## TASK STATEMENT
Set down the full listing exactly, character for character.

## Some records
┌──

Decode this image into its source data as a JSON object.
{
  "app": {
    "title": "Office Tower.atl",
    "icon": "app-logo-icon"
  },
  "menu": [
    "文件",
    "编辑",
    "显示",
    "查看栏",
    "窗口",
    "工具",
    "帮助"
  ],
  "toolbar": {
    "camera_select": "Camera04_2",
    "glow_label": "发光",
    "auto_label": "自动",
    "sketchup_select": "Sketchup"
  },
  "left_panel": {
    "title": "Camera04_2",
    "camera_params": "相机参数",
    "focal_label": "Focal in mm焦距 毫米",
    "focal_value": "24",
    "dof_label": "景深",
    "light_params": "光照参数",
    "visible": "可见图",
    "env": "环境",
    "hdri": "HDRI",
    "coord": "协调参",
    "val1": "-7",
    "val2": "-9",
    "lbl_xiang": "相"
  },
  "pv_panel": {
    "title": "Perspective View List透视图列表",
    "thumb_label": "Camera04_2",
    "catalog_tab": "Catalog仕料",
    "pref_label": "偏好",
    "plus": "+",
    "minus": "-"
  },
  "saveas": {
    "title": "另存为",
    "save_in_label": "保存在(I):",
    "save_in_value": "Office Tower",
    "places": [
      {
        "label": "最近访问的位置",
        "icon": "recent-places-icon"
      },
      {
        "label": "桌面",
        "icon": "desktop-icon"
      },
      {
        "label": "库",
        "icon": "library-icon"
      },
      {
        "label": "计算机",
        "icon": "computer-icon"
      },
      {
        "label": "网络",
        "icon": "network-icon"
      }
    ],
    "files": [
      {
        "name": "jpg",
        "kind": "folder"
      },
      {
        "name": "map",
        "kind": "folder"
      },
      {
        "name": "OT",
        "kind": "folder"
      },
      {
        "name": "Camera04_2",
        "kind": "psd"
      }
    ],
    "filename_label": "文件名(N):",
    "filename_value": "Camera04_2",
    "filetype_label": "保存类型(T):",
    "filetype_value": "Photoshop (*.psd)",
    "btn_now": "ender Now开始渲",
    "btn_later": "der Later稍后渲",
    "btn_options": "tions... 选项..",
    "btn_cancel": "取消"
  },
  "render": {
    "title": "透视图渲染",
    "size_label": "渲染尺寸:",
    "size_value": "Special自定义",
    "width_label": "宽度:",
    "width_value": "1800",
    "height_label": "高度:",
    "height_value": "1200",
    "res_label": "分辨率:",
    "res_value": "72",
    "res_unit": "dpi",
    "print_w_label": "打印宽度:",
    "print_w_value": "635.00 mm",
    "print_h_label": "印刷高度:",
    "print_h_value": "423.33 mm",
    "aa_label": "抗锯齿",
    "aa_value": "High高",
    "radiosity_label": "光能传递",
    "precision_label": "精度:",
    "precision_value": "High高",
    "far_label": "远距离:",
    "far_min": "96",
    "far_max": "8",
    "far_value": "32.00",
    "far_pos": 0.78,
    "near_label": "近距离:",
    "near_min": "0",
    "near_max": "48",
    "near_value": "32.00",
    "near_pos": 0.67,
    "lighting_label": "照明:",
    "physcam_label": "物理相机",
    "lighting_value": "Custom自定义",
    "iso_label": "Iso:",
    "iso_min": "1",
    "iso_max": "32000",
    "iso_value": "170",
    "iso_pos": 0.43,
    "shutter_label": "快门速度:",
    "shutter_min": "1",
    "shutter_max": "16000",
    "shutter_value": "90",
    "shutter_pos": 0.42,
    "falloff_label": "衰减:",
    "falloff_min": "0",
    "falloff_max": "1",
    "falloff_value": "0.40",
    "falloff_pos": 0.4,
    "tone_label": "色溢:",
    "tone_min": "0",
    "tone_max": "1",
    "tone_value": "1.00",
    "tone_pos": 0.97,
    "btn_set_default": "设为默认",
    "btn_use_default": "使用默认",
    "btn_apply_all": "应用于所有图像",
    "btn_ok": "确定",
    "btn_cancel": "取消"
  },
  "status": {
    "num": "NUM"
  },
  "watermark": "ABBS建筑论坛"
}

└──

## THE RESULT
Decode this image into its source data as a JSON object.
{
  "app": {
    "title": "Office Tower.atl",
    "icon": "app-logo-icon"
  },
  "menu": [
    "文件",
    "编辑",
    "显示",
    "查看栏",
    "窗口",
    "工具",
    "帮助"
  ],
  "toolbar": {
    "camera_select": "Camera04_2",
    "glow_label": "发光",
    "auto_label": "自动",
    "sketchup_select": "Sketchup"
  },
  "left_panel": {
    "title": "Camera04_2",
    "camera_params": "相机参数",
    "focal_label": "Focal in mm焦距 毫米",
    "focal_value": "24",
    "dof_label": "景深",
    "light_params": "光照参数",
    "visible": "可见图",
    "env": "环境",
    "hdri": "HDRI",
    "coord": "协调参",
    "val1": "-7",
    "val2": "-9",
    "lbl_xiang": "相"
  },
  "pv_panel": {
    "title": "Perspective View List透视图列表",
    "thumb_label": "Camera04_2",
    "catalog_tab": "Catalog仕料",
    "pref_label": "偏好",
    "plus": "+",
    "minus": "-"
  },
  "saveas": {
    "title": "另存为",
    "save_in_label": "保存在(I):",
    "save_in_value": "Office Tower",
    "places": [
      {
        "label": "最近访问的位置",
        "icon": "recent-places-icon"
      },
      {
        "label": "桌面",
        "icon": "desktop-icon"
      },
      {
        "label": "库",
        "icon": "library-icon"
      },
      {
        "label": "计算机",
        "icon": "computer-icon"
      },
      {
        "label": "网络",
        "icon": "network-icon"
      }
    ],
    "files": [
      {
        "name": "jpg",
        "kind": "folder"
      },
      {
        "name": "map",
        "kind": "folder"
      },
      {
        "name": "OT",
        "kind": "folder"
      },
      {
        "name": "Camera04_2",
        "kind": "psd"
      }
    ],
    "filename_label": "文件名(N):",
    "filename_value": "Camera04_2",
    "filetype_label": "保存类型(T):",
    "filetype_value": "Photoshop (*.psd)",
    "btn_now": "ender Now开始渲",
    "btn_later": "der Later稍后渲",
    "btn_options": "tions... 选项..",
    "btn_cancel": "取消"
  },
  "render": {
    "title": "透视图渲染",
    "size_label": "渲染尺寸:",
    "size_value": "Special自定义",
    "width_label": "宽度:",
    "width_value": "1800",
    "height_label": "高度:",
    "height_value": "1200",
    "res_label": "分辨率:",
    "res_value": "72",
    "res_unit": "dpi",
    "print_w_label": "打印宽度:",
    "print_w_value": "635.00 mm",
    "print_h_label": "印刷高度:",
    "print_h_value": "423.33 mm",
    "aa_label": "抗锯齿",
    "aa_value": "High高",
    "radiosity_label": "光能传递",
    "precision_label": "精度:",
    "precision_value": "High高",
    "far_label": "远距离:",
    "far_min": "96",
    "far_max": "8",
    "far_value": "32.00",
    "far_pos": 0.78,
    "near_label": "近距离:",
    "near_min": "0",
    "near_max": "48",
    "near_value": "32.00",
    "near_pos": 0.67,
    "lighting_label": "照明:",
    "physcam_label": "物理相机",
    "lighting_value": "Custom自定义",
    "iso_label": "Iso:",
    "iso_min": "1",
    "iso_max": "32000",
    "iso_value": "170",
    "iso_pos": 0.43,
    "shutter_label": "快门速度:",
    "shutter_min": "1",
    "shutter_max": "16000",
    "shutter_value": "90",
    "shutter_pos": 0.42,
    "falloff_label": "衰减:",
    "falloff_min": "0",
    "falloff_max": "1",
    "falloff_value": "0.40",
    "falloff_pos": 0.4,
    "tone_label": "色溢:",
    "tone_min": "0",
    "tone_max": "1",
    "tone_value": "1.00",
    "tone_pos": 0.97,
    "btn_set_default": "设为默认",
    "btn_use_default": "使用默认",
    "btn_apply_all": "应用于所有图像",
    "btn_ok": "确定",
    "btn_cancel": "取消"
  },
  "status": {
    "num": "NUM"
  },
  "watermark": "ABBS建筑论坛"
}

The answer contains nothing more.